__Supplied material__:
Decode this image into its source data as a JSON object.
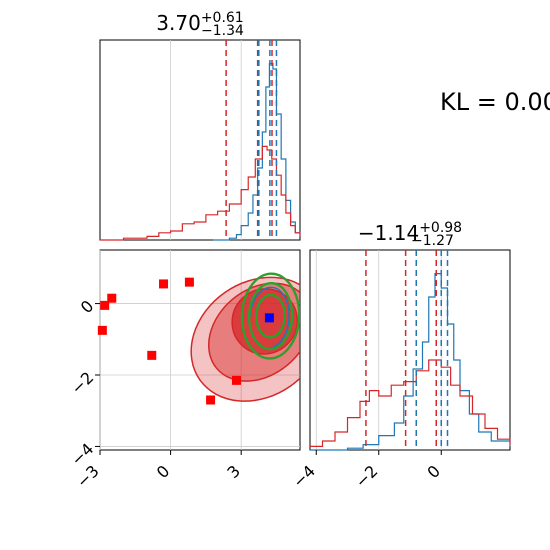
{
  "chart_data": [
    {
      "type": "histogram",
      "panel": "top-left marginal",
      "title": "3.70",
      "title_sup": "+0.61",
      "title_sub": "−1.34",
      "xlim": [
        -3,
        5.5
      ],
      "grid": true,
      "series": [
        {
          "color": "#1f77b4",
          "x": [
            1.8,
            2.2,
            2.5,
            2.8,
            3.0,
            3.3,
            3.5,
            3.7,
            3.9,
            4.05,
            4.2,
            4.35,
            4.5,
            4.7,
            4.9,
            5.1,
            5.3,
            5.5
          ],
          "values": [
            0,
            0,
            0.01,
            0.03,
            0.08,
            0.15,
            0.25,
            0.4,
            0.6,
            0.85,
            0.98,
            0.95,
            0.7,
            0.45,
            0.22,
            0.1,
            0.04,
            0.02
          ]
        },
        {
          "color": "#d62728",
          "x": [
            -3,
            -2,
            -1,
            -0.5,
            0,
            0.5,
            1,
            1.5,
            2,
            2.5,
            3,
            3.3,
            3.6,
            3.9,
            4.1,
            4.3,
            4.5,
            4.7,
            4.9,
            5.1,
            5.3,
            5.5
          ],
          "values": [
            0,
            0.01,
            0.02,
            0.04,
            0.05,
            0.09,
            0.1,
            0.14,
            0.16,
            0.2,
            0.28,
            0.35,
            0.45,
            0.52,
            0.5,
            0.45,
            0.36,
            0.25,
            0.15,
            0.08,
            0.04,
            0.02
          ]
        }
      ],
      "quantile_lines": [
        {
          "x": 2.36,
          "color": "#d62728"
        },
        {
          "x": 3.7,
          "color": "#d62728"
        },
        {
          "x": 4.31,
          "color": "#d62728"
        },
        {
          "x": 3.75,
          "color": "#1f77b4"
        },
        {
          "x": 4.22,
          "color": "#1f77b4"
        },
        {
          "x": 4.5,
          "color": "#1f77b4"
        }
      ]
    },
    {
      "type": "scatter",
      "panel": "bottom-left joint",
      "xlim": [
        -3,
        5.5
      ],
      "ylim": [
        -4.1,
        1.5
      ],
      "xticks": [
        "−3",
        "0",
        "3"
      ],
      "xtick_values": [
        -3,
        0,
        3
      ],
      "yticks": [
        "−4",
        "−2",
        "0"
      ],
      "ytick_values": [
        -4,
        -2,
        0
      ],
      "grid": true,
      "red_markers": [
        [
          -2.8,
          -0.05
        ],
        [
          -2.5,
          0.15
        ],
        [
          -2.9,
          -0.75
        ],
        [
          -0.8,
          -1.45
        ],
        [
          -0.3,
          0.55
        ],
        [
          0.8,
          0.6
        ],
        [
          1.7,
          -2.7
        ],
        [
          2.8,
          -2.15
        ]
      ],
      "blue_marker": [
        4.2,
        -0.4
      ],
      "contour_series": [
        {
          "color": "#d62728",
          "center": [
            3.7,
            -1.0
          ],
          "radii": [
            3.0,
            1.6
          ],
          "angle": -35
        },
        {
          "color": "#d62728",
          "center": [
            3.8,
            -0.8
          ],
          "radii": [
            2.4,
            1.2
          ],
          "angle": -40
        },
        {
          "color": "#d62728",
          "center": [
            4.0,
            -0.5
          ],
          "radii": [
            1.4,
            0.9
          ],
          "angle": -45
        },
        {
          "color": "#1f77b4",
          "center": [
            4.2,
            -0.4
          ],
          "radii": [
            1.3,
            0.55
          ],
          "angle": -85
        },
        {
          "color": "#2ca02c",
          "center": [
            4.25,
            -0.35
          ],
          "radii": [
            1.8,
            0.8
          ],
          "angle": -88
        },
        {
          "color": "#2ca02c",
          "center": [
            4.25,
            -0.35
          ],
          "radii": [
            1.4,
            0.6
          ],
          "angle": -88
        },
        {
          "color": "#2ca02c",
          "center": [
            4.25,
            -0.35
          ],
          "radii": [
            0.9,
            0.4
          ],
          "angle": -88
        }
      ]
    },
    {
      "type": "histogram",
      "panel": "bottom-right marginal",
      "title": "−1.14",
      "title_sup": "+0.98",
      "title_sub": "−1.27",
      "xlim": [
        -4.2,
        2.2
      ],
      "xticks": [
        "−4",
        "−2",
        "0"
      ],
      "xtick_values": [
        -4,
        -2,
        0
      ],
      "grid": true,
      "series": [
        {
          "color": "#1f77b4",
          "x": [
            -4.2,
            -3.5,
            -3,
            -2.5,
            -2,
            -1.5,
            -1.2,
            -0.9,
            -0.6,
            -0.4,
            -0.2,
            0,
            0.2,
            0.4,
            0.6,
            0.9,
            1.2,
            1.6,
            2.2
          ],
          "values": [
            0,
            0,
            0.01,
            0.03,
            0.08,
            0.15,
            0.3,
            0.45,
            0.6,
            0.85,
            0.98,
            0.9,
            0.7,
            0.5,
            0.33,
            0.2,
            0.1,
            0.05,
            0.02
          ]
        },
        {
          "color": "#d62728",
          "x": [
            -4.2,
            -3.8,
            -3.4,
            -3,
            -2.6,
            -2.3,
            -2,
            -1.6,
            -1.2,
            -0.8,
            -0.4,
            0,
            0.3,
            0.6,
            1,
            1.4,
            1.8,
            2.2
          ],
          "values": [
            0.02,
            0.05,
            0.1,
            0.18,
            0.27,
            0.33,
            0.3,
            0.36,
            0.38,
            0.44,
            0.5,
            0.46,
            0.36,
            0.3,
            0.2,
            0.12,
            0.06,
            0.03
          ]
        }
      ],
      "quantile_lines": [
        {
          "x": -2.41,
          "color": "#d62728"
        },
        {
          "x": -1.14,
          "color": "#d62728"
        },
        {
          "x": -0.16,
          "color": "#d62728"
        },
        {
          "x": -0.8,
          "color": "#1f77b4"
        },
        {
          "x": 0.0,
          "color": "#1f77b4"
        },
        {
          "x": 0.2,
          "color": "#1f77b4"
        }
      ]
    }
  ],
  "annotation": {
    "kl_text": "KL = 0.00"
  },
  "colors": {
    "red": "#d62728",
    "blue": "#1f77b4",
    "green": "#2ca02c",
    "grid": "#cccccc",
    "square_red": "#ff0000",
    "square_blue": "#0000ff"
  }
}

__Goal__: Your task is to reproduce all of the material exactly. The pictures stay out.

__Response__:
Decode this image into its source data as a JSON object.
{
  "chart_data": [
    {
      "type": "histogram",
      "panel": "top-left marginal",
      "title": "3.70",
      "title_sup": "+0.61",
      "title_sub": "−1.34",
      "xlim": [
        -3,
        5.5
      ],
      "grid": true,
      "series": [
        {
          "color": "#1f77b4",
          "x": [
            1.8,
            2.2,
            2.5,
            2.8,
            3.0,
            3.3,
            3.5,
            3.7,
            3.9,
            4.05,
            4.2,
            4.35,
            4.5,
            4.7,
            4.9,
            5.1,
            5.3,
            5.5
          ],
          "values": [
            0,
            0,
            0.01,
            0.03,
            0.08,
            0.15,
            0.25,
            0.4,
            0.6,
            0.85,
            0.98,
            0.95,
            0.7,
            0.45,
            0.22,
            0.1,
            0.04,
            0.02
          ]
        },
        {
          "color": "#d62728",
          "x": [
            -3,
            -2,
            -1,
            -0.5,
            0,
            0.5,
            1,
            1.5,
            2,
            2.5,
            3,
            3.3,
            3.6,
            3.9,
            4.1,
            4.3,
            4.5,
            4.7,
            4.9,
            5.1,
            5.3,
            5.5
          ],
          "values": [
            0,
            0.01,
            0.02,
            0.04,
            0.05,
            0.09,
            0.1,
            0.14,
            0.16,
            0.2,
            0.28,
            0.35,
            0.45,
            0.52,
            0.5,
            0.45,
            0.36,
            0.25,
            0.15,
            0.08,
            0.04,
            0.02
          ]
        }
      ],
      "quantile_lines": [
        {
          "x": 2.36,
          "color": "#d62728"
        },
        {
          "x": 3.7,
          "color": "#d62728"
        },
        {
          "x": 4.31,
          "color": "#d62728"
        },
        {
          "x": 3.75,
          "color": "#1f77b4"
        },
        {
          "x": 4.22,
          "color": "#1f77b4"
        },
        {
          "x": 4.5,
          "color": "#1f77b4"
        }
      ]
    },
    {
      "type": "scatter",
      "panel": "bottom-left joint",
      "xlim": [
        -3,
        5.5
      ],
      "ylim": [
        -4.1,
        1.5
      ],
      "xticks": [
        "−3",
        "0",
        "3"
      ],
      "xtick_values": [
        -3,
        0,
        3
      ],
      "yticks": [
        "−4",
        "−2",
        "0"
      ],
      "ytick_values": [
        -4,
        -2,
        0
      ],
      "grid": true,
      "red_markers": [
        [
          -2.8,
          -0.05
        ],
        [
          -2.5,
          0.15
        ],
        [
          -2.9,
          -0.75
        ],
        [
          -0.8,
          -1.45
        ],
        [
          -0.3,
          0.55
        ],
        [
          0.8,
          0.6
        ],
        [
          1.7,
          -2.7
        ],
        [
          2.8,
          -2.15
        ]
      ],
      "blue_marker": [
        4.2,
        -0.4
      ],
      "contour_series": [
        {
          "color": "#d62728",
          "center": [
            3.7,
            -1.0
          ],
          "radii": [
            3.0,
            1.6
          ],
          "angle": -35
        },
        {
          "color": "#d62728",
          "center": [
            3.8,
            -0.8
          ],
          "radii": [
            2.4,
            1.2
          ],
          "angle": -40
        },
        {
          "color": "#d62728",
          "center": [
            4.0,
            -0.5
          ],
          "radii": [
            1.4,
            0.9
          ],
          "angle": -45
        },
        {
          "color": "#1f77b4",
          "center": [
            4.2,
            -0.4
          ],
          "radii": [
            1.3,
            0.55
          ],
          "angle": -85
        },
        {
          "color": "#2ca02c",
          "center": [
            4.25,
            -0.35
          ],
          "radii": [
            1.8,
            0.8
          ],
          "angle": -88
        },
        {
          "color": "#2ca02c",
          "center": [
            4.25,
            -0.35
          ],
          "radii": [
            1.4,
            0.6
          ],
          "angle": -88
        },
        {
          "color": "#2ca02c",
          "center": [
            4.25,
            -0.35
          ],
          "radii": [
            0.9,
            0.4
          ],
          "angle": -88
        }
      ]
    },
    {
      "type": "histogram",
      "panel": "bottom-right marginal",
      "title": "−1.14",
      "title_sup": "+0.98",
      "title_sub": "−1.27",
      "xlim": [
        -4.2,
        2.2
      ],
      "xticks": [
        "−4",
        "−2",
        "0"
      ],
      "xtick_values": [
        -4,
        -2,
        0
      ],
      "grid": true,
      "series": [
        {
          "color": "#1f77b4",
          "x": [
            -4.2,
            -3.5,
            -3,
            -2.5,
            -2,
            -1.5,
            -1.2,
            -0.9,
            -0.6,
            -0.4,
            -0.2,
            0,
            0.2,
            0.4,
            0.6,
            0.9,
            1.2,
            1.6,
            2.2
          ],
          "values": [
            0,
            0,
            0.01,
            0.03,
            0.08,
            0.15,
            0.3,
            0.45,
            0.6,
            0.85,
            0.98,
            0.9,
            0.7,
            0.5,
            0.33,
            0.2,
            0.1,
            0.05,
            0.02
          ]
        },
        {
          "color": "#d62728",
          "x": [
            -4.2,
            -3.8,
            -3.4,
            -3,
            -2.6,
            -2.3,
            -2,
            -1.6,
            -1.2,
            -0.8,
            -0.4,
            0,
            0.3,
            0.6,
            1,
            1.4,
            1.8,
            2.2
          ],
          "values": [
            0.02,
            0.05,
            0.1,
            0.18,
            0.27,
            0.33,
            0.3,
            0.36,
            0.38,
            0.44,
            0.5,
            0.46,
            0.36,
            0.3,
            0.2,
            0.12,
            0.06,
            0.03
          ]
        }
      ],
      "quantile_lines": [
        {
          "x": -2.41,
          "color": "#d62728"
        },
        {
          "x": -1.14,
          "color": "#d62728"
        },
        {
          "x": -0.16,
          "color": "#d62728"
        },
        {
          "x": -0.8,
          "color": "#1f77b4"
        },
        {
          "x": 0.0,
          "color": "#1f77b4"
        },
        {
          "x": 0.2,
          "color": "#1f77b4"
        }
      ]
    }
  ],
  "annotation": {
    "kl_text": "KL = 0.00"
  },
  "colors": {
    "red": "#d62728",
    "blue": "#1f77b4",
    "green": "#2ca02c",
    "grid": "#cccccc",
    "square_red": "#ff0000",
    "square_blue": "#0000ff"
  }
}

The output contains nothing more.